Data items
==*==

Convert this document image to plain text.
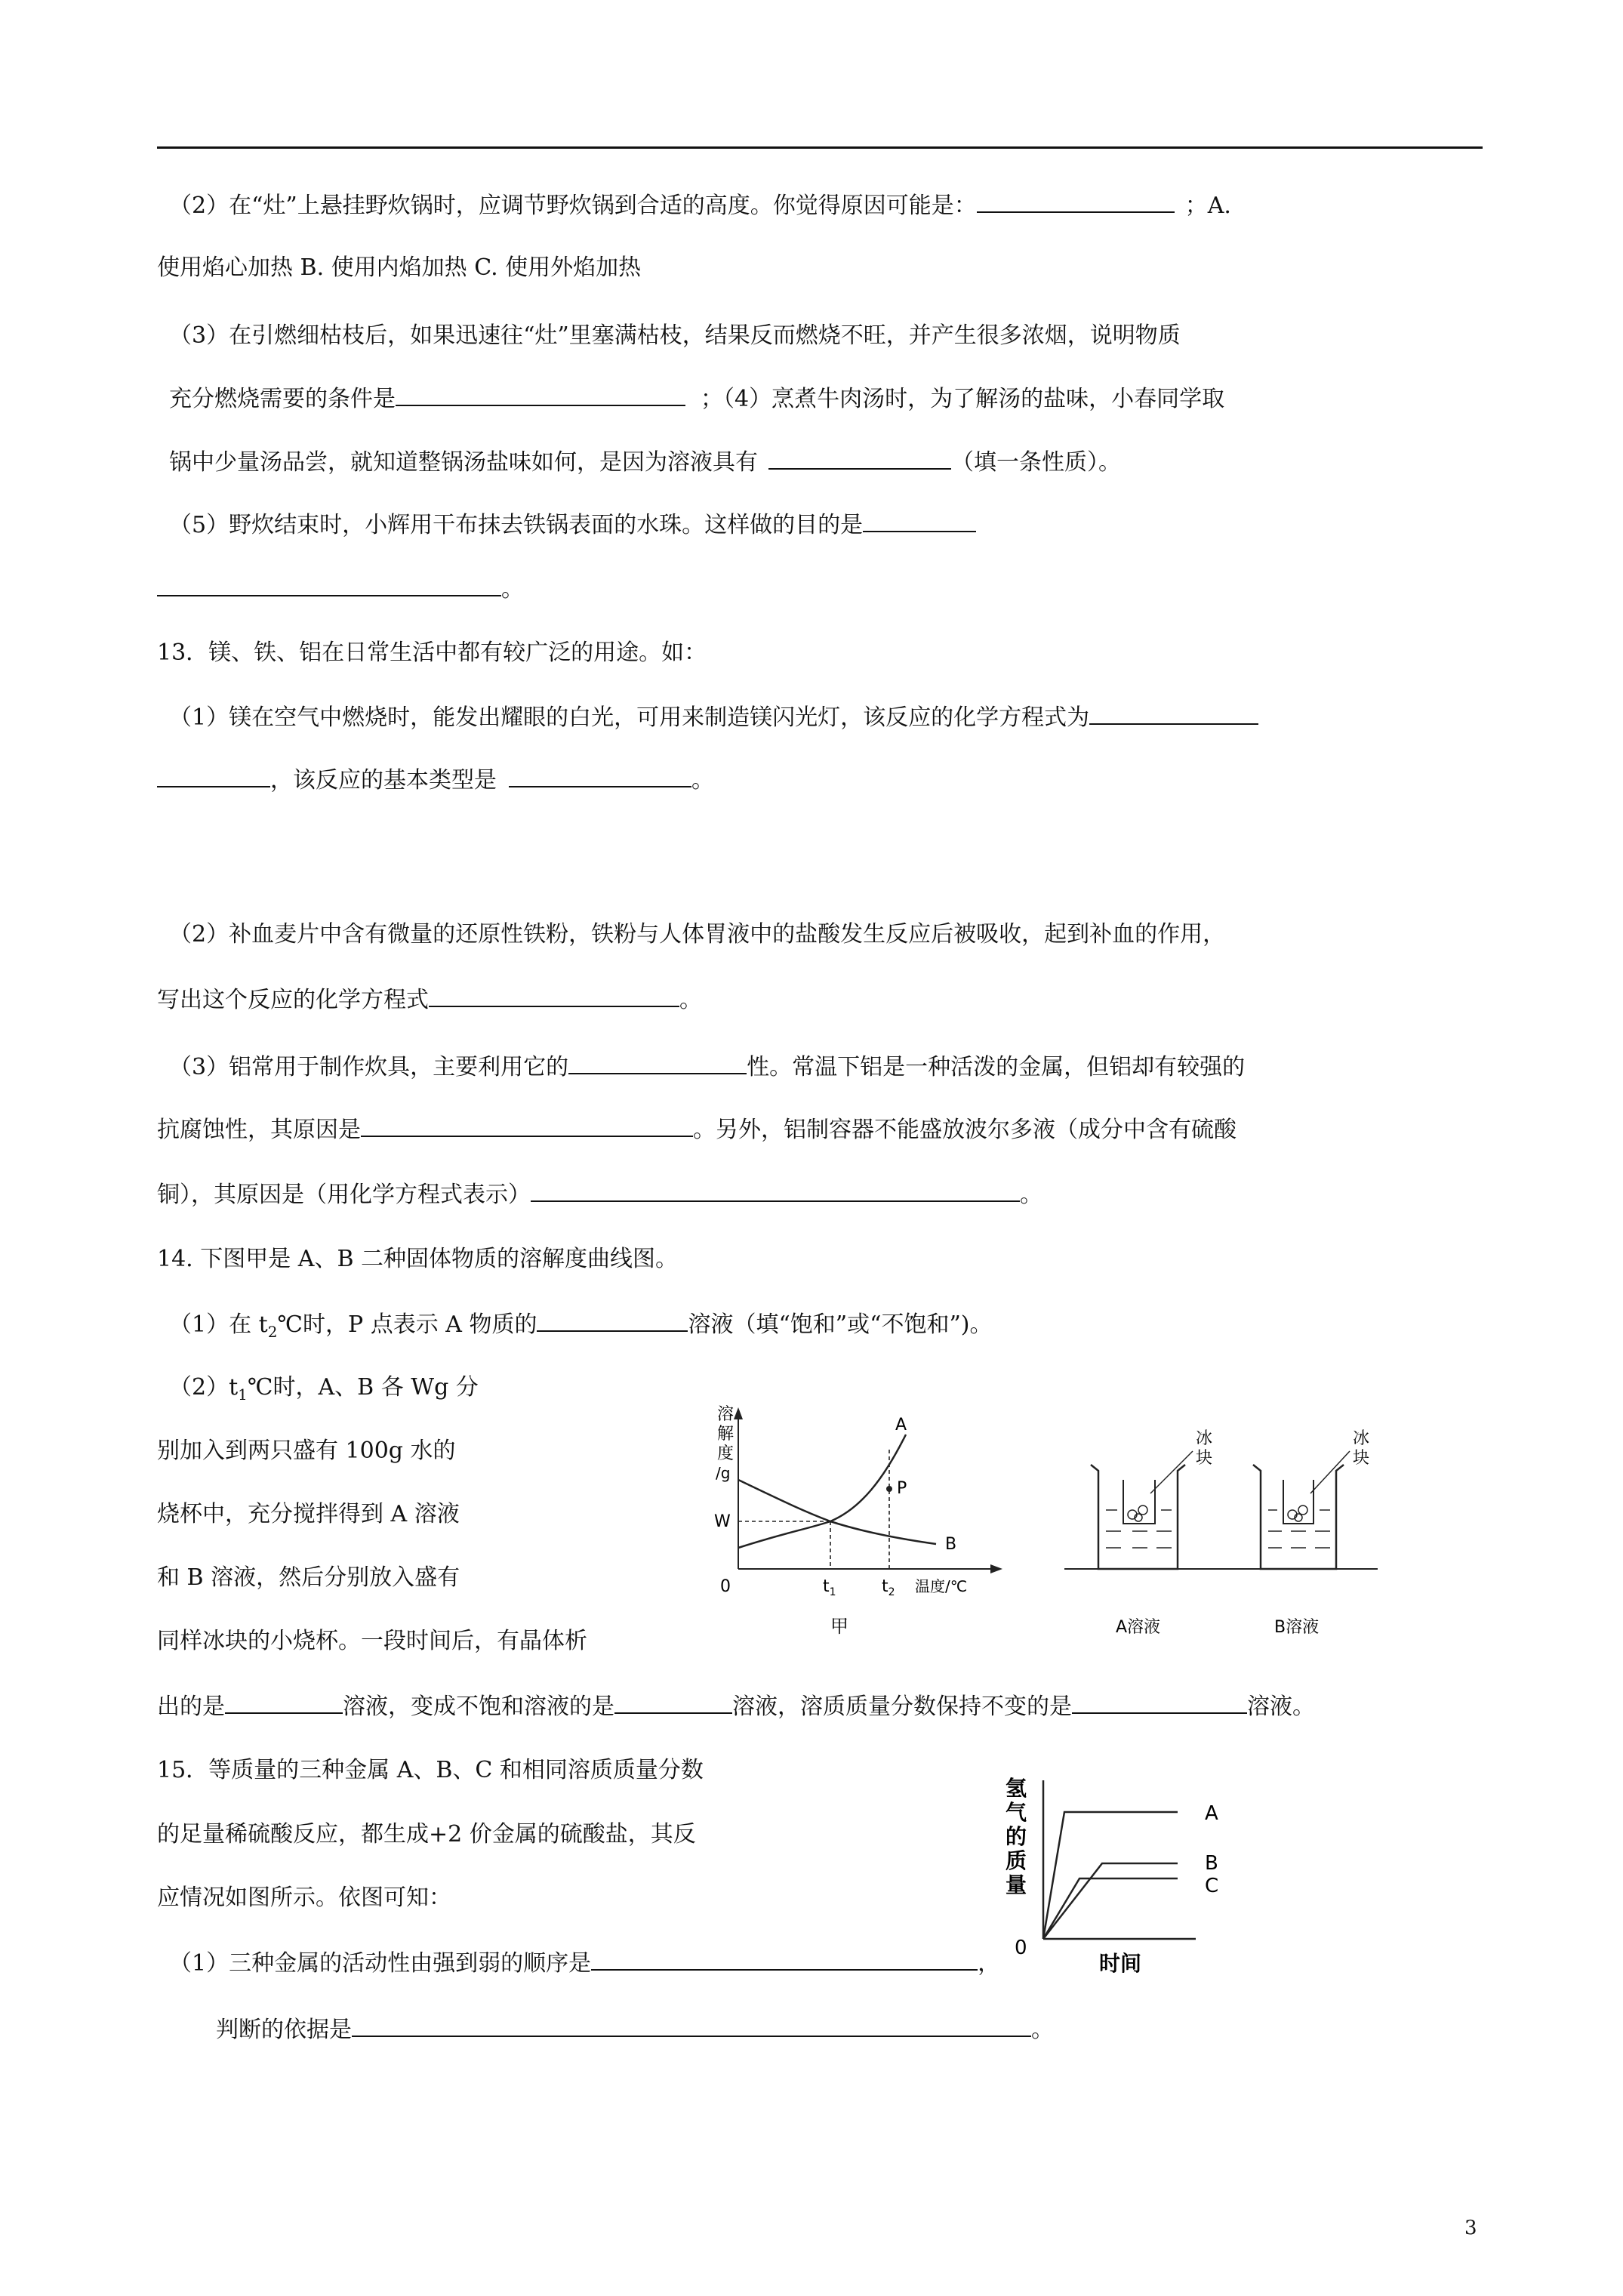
（2）在“灶”上悬挂野炊锅时，应调节野炊锅到合适的高度。你觉得原因可能是：	；A.
使用焰心加热 B. 使用内焰加热 C. 使用外焰加热
（3）在引燃细枯枝后，如果迅速往“灶”里塞满枯枝，结果反而燃烧不旺，并产生很多浓烟，说明物质
充分燃烧需要的条件是	；（4）烹煮牛肉汤时，为了解汤的盐味，小春同学取
锅中少量汤品尝，就知道整锅汤盐味如何，是因为溶液具有	（填一条性质）。
（5）野炊结束时，小辉用干布抹去铁锅表面的水珠。这样做的目的是
。
13．镁、铁、铝在日常生活中都有较广泛的用途。如：
（1）镁在空气中燃烧时，能发出耀眼的白光，可用来制造镁闪光灯，该反应的化学方程式为
，该反应的基本类型是	。
（2）补血麦片中含有微量的还原性铁粉，铁粉与人体胃液中的盐酸发生反应后被吸收，起到补血的作用，
写出这个反应的化学方程式	。
（3）铝常用于制作炊具，主要利用它的	性。常温下铝是一种活泼的金属，但铝却有较强的
抗腐蚀性，其原因是	。另外，铝制容器不能盛放波尔多液（成分中含有硫酸
铜），其原因是（用化学方程式表示）	。
14. 下图甲是 A、B 二种固体物质的溶解度曲线图。
（1）在 $t_2℃$时，P 点表示 A 物质的	溶液（填“饱和”或“不饱和”)。
$(2)t_1℃$时，A、B 各 Wg 分
别加入到两只盛有 100g 水的
烧杯中，充分搅拌得到 A 溶液
和 B 溶液，然后分别放入盛有
同样冰块的小烧杯。一段时间后，有晶体析
出的是	溶液，变成不饱和溶液的是	溶液，溶质质量分数保持不变的是	溶液。
溶
解
度
/g
W
0
A
B
P
$t_1$	$t_2$ 温度/℃
甲
冰
块
冰
块
A溶液	B溶液
15．等质量的三种金属 A、B、C 和相同溶质质量分数
的足量稀硫酸反应，都生成+2 价金属的硫酸盐，其反
应情况如图所示。依图可知：
（1）三种金属的活动性由强到弱的顺序是	，
判断的依据是	。
氢
气
的
质
量
0
A
B
C
时间
3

==*==

▶ **Requirement**
Omit the pictures and reproduce the listing exactly.

▶ **Expected answer**
Convert this document image to plain text.
（2）在“灶”上悬挂野炊锅时，应调节野炊锅到合适的高度。你觉得原因可能是：	；A.
使用焰心加热 B. 使用内焰加热 C. 使用外焰加热
（3）在引燃细枯枝后，如果迅速往“灶”里塞满枯枝，结果反而燃烧不旺，并产生很多浓烟，说明物质
充分燃烧需要的条件是	；（4）烹煮牛肉汤时，为了解汤的盐味，小春同学取
锅中少量汤品尝，就知道整锅汤盐味如何，是因为溶液具有	（填一条性质）。
（5）野炊结束时，小辉用干布抹去铁锅表面的水珠。这样做的目的是
。
13．镁、铁、铝在日常生活中都有较广泛的用途。如：
（1）镁在空气中燃烧时，能发出耀眼的白光，可用来制造镁闪光灯，该反应的化学方程式为
，该反应的基本类型是	。
（2）补血麦片中含有微量的还原性铁粉，铁粉与人体胃液中的盐酸发生反应后被吸收，起到补血的作用，
写出这个反应的化学方程式	。
（3）铝常用于制作炊具，主要利用它的	性。常温下铝是一种活泼的金属，但铝却有较强的
抗腐蚀性，其原因是	。另外，铝制容器不能盛放波尔多液（成分中含有硫酸
铜），其原因是（用化学方程式表示）	。
14. 下图甲是 A、B 二种固体物质的溶解度曲线图。
（1）在 $t_2℃$时，P 点表示 A 物质的	溶液（填“饱和”或“不饱和”)。
$(2)t_1℃$时，A、B 各 Wg 分
别加入到两只盛有 100g 水的
烧杯中，充分搅拌得到 A 溶液
和 B 溶液，然后分别放入盛有
同样冰块的小烧杯。一段时间后，有晶体析
出的是	溶液，变成不饱和溶液的是	溶液，溶质质量分数保持不变的是	溶液。
溶
解
度
/g
W
0
A
B
P
$t_1$	$t_2$ 温度/℃
甲
冰
块
冰
块
A溶液	B溶液
15．等质量的三种金属 A、B、C 和相同溶质质量分数
的足量稀硫酸反应，都生成+2 价金属的硫酸盐，其反
应情况如图所示。依图可知：
（1）三种金属的活动性由强到弱的顺序是	，
判断的依据是	。
氢
气
的
质
量
0
A
B
C
时间
3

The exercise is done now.